▶ EXERCISE BRIEF: Count every line of these entries that holds the word "NOAA", and reply with the number only.

▶ MATERIAL FOR THIS EXERCISE:
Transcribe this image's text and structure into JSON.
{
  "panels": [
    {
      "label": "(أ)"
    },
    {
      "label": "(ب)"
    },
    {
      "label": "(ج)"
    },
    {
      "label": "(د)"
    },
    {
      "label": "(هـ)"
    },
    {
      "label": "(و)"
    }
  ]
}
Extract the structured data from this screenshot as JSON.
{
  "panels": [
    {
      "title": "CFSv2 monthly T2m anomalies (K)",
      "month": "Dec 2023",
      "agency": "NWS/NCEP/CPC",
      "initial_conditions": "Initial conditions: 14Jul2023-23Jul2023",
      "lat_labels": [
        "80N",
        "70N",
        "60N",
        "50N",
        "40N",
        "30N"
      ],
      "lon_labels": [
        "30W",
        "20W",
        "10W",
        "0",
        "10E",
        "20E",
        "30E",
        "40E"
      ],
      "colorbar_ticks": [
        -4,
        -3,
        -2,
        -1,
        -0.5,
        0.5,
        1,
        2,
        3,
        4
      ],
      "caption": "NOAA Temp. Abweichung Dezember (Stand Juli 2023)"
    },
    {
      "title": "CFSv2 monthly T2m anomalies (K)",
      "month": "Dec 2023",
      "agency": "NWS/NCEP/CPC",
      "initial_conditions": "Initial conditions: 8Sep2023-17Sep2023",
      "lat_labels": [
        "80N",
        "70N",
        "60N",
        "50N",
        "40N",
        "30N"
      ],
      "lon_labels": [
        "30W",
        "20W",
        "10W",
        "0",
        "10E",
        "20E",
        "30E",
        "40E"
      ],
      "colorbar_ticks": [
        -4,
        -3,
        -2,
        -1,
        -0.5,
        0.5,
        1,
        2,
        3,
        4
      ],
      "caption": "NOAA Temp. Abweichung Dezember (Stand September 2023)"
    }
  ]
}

▶ THE RESULT: 2